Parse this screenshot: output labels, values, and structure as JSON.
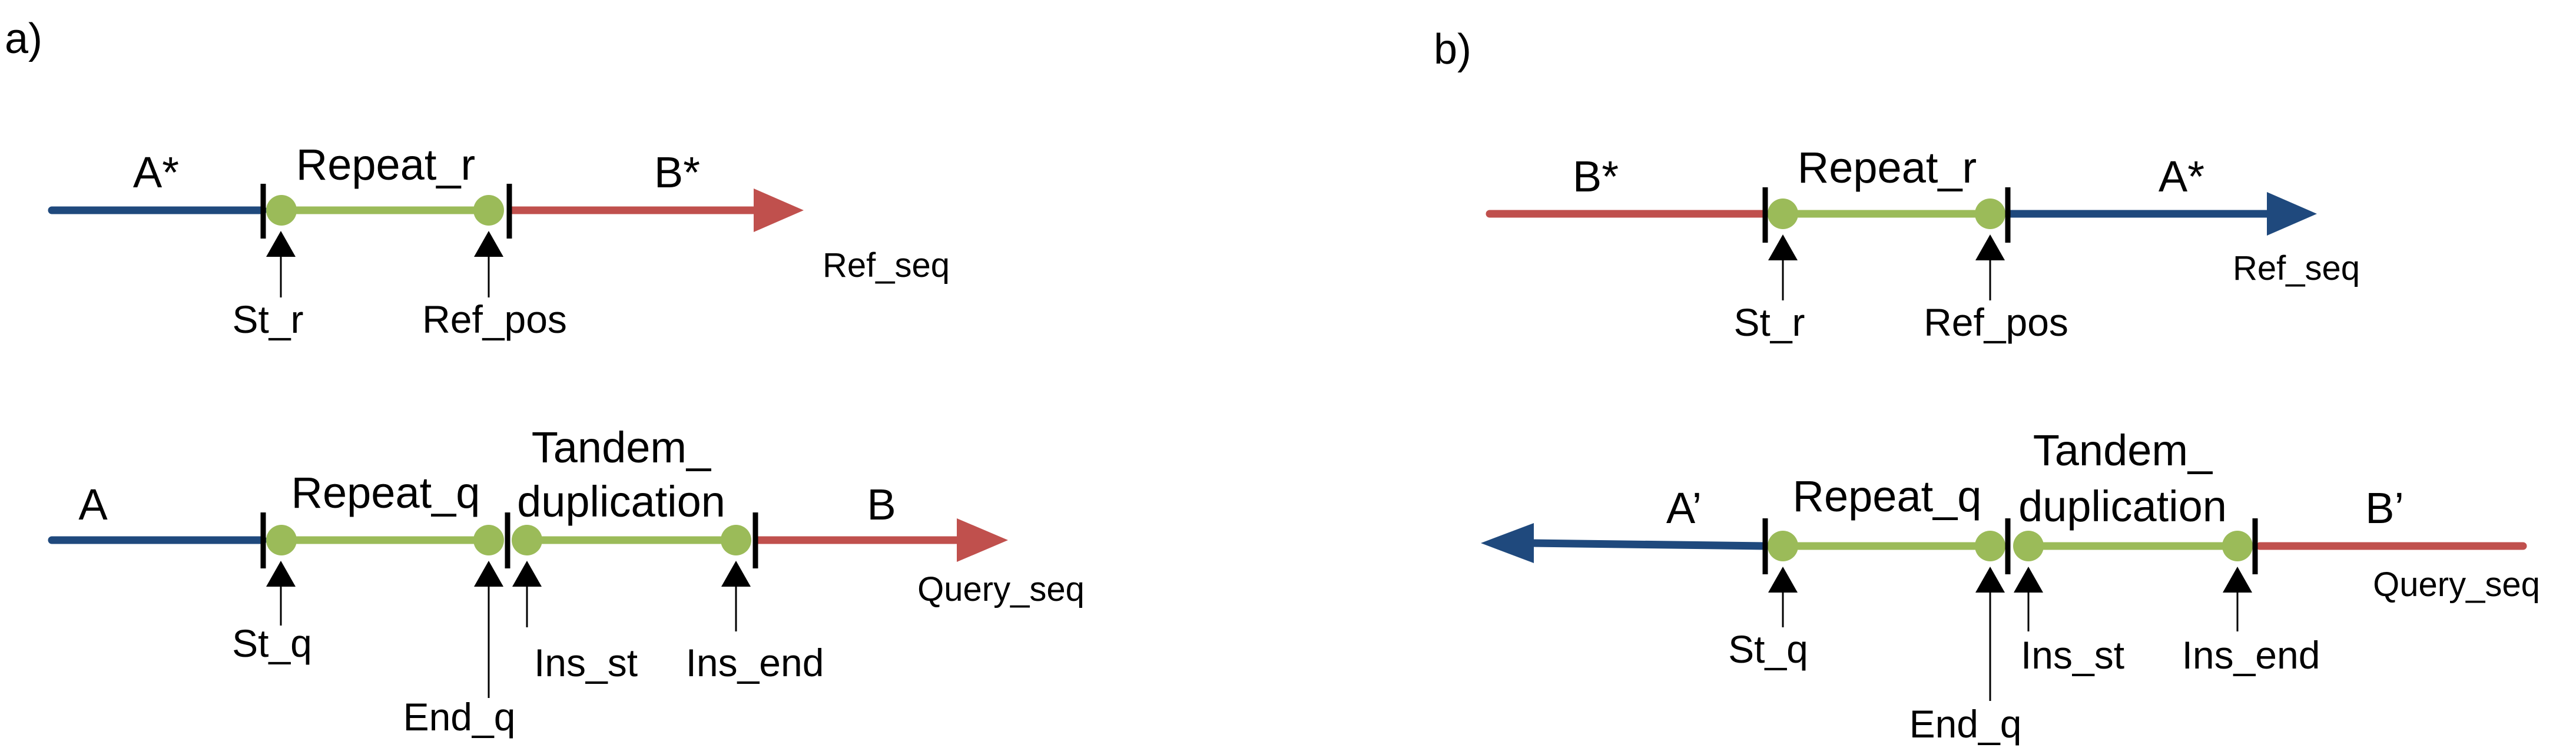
{
  "colors": {
    "blue": "#1f497d",
    "red": "#c0504d",
    "green": "#9bbb59",
    "black": "#000000"
  },
  "panel_a": {
    "label": "a)",
    "ref": {
      "left_segment": "A*",
      "repeat": "Repeat_r",
      "right_segment": "B*",
      "seq_label": "Ref_seq",
      "marker_start": "St_r",
      "marker_pos": "Ref_pos"
    },
    "query": {
      "left_segment": "A",
      "repeat": "Repeat_q",
      "dup_line1": "Tandem_",
      "dup_line2": "duplication",
      "right_segment": "B",
      "seq_label": "Query_seq",
      "marker_start": "St_q",
      "marker_end": "End_q",
      "marker_ins_st": "Ins_st",
      "marker_ins_end": "Ins_end"
    }
  },
  "panel_b": {
    "label": "b)",
    "ref": {
      "left_segment": "B*",
      "repeat": "Repeat_r",
      "right_segment": "A*",
      "seq_label": "Ref_seq",
      "marker_start": "St_r",
      "marker_pos": "Ref_pos"
    },
    "query": {
      "left_segment": "A’",
      "repeat": "Repeat_q",
      "dup_line1": "Tandem_",
      "dup_line2": "duplication",
      "right_segment": "B’",
      "seq_label": "Query_seq",
      "marker_start": "St_q",
      "marker_end": "End_q",
      "marker_ins_st": "Ins_st",
      "marker_ins_end": "Ins_end"
    }
  }
}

Stated exercise: Repeat each record exactly, with the pictures left out.

Worked solution:
Parse this screenshot: output labels, values, and structure as JSON.
{
  "colors": {
    "blue": "#1f497d",
    "red": "#c0504d",
    "green": "#9bbb59",
    "black": "#000000"
  },
  "panel_a": {
    "label": "a)",
    "ref": {
      "left_segment": "A*",
      "repeat": "Repeat_r",
      "right_segment": "B*",
      "seq_label": "Ref_seq",
      "marker_start": "St_r",
      "marker_pos": "Ref_pos"
    },
    "query": {
      "left_segment": "A",
      "repeat": "Repeat_q",
      "dup_line1": "Tandem_",
      "dup_line2": "duplication",
      "right_segment": "B",
      "seq_label": "Query_seq",
      "marker_start": "St_q",
      "marker_end": "End_q",
      "marker_ins_st": "Ins_st",
      "marker_ins_end": "Ins_end"
    }
  },
  "panel_b": {
    "label": "b)",
    "ref": {
      "left_segment": "B*",
      "repeat": "Repeat_r",
      "right_segment": "A*",
      "seq_label": "Ref_seq",
      "marker_start": "St_r",
      "marker_pos": "Ref_pos"
    },
    "query": {
      "left_segment": "A’",
      "repeat": "Repeat_q",
      "dup_line1": "Tandem_",
      "dup_line2": "duplication",
      "right_segment": "B’",
      "seq_label": "Query_seq",
      "marker_start": "St_q",
      "marker_end": "End_q",
      "marker_ins_st": "Ins_st",
      "marker_ins_end": "Ins_end"
    }
  }
}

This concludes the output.